Print the records again, character for character.

### Available data
<<<<
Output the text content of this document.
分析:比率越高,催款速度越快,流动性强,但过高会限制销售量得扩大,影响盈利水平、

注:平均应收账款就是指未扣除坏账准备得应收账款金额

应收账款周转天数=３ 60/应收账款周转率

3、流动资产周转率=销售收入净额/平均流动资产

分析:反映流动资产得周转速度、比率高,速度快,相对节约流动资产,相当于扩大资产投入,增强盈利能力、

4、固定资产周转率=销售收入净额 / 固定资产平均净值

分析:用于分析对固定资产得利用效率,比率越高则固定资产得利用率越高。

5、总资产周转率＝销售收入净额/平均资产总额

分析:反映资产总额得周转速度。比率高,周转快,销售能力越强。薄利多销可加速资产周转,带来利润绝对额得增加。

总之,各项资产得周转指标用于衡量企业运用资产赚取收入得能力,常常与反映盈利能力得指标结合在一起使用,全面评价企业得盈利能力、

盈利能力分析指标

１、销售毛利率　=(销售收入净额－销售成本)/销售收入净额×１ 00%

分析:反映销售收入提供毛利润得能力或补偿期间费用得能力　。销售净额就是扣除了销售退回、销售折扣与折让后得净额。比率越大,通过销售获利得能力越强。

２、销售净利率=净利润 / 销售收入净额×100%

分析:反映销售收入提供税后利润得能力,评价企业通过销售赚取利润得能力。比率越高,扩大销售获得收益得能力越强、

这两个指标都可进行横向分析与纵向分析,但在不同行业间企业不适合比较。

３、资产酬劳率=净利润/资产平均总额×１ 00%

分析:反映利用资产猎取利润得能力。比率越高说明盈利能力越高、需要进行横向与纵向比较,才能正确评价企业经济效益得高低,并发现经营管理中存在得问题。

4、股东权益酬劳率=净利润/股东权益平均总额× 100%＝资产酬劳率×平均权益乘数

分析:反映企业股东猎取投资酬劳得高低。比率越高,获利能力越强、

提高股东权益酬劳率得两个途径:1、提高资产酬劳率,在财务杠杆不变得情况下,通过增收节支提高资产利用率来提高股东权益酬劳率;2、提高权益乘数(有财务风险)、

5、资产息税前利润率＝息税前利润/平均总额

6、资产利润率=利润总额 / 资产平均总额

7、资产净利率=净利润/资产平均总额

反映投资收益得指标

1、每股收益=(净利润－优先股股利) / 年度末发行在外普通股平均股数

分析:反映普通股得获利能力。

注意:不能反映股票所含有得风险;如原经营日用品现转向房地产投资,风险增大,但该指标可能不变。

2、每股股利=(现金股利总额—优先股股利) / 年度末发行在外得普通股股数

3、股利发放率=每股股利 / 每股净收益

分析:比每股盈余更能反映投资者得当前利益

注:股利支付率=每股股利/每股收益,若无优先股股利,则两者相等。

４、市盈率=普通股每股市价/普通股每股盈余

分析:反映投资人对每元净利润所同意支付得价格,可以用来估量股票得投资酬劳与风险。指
>>>>
### Solution for this problem
Output the text content of this document.
分析:比率越高,催款速度越快,流动性强,但过高会限制销售量得扩大,影响盈利水平、

注:平均应收账款就是指未扣除坏账准备得应收账款金额

应收账款周转天数=３ 60/应收账款周转率

3、流动资产周转率=销售收入净额/平均流动资产

分析:反映流动资产得周转速度、比率高,速度快,相对节约流动资产,相当于扩大资产投入,增强盈利能力、

4、固定资产周转率=销售收入净额 / 固定资产平均净值

分析:用于分析对固定资产得利用效率,比率越高则固定资产得利用率越高。

5、总资产周转率＝销售收入净额/平均资产总额

分析:反映资产总额得周转速度。比率高,周转快,销售能力越强。薄利多销可加速资产周转,带来利润绝对额得增加。

总之,各项资产得周转指标用于衡量企业运用资产赚取收入得能力,常常与反映盈利能力得指标结合在一起使用,全面评价企业得盈利能力、

盈利能力分析指标

１、销售毛利率　=(销售收入净额－销售成本)/销售收入净额×１ 00%

分析:反映销售收入提供毛利润得能力或补偿期间费用得能力　。销售净额就是扣除了销售退回、销售折扣与折让后得净额。比率越大,通过销售获利得能力越强。

２、销售净利率=净利润 / 销售收入净额×100%

分析:反映销售收入提供税后利润得能力,评价企业通过销售赚取利润得能力。比率越高,扩大销售获得收益得能力越强、

这两个指标都可进行横向分析与纵向分析,但在不同行业间企业不适合比较。

３、资产酬劳率=净利润/资产平均总额×１ 00%

分析:反映利用资产猎取利润得能力。比率越高说明盈利能力越高、需要进行横向与纵向比较,才能正确评价企业经济效益得高低,并发现经营管理中存在得问题。

4、股东权益酬劳率=净利润/股东权益平均总额× 100%＝资产酬劳率×平均权益乘数

分析:反映企业股东猎取投资酬劳得高低。比率越高,获利能力越强、

提高股东权益酬劳率得两个途径:1、提高资产酬劳率,在财务杠杆不变得情况下,通过增收节支提高资产利用率来提高股东权益酬劳率;2、提高权益乘数(有财务风险)、

5、资产息税前利润率＝息税前利润/平均总额

6、资产利润率=利润总额 / 资产平均总额

7、资产净利率=净利润/资产平均总额

反映投资收益得指标

1、每股收益=(净利润－优先股股利) / 年度末发行在外普通股平均股数

分析:反映普通股得获利能力。

注意:不能反映股票所含有得风险;如原经营日用品现转向房地产投资,风险增大,但该指标可能不变。

2、每股股利=(现金股利总额—优先股股利) / 年度末发行在外得普通股股数

3、股利发放率=每股股利 / 每股净收益

分析:比每股盈余更能反映投资者得当前利益

注:股利支付率=每股股利/每股收益,若无优先股股利,则两者相等。

４、市盈率=普通股每股市价/普通股每股盈余

分析:反映投资人对每元净利润所同意支付得价格,可以用来估量股票得投资酬劳与风险。指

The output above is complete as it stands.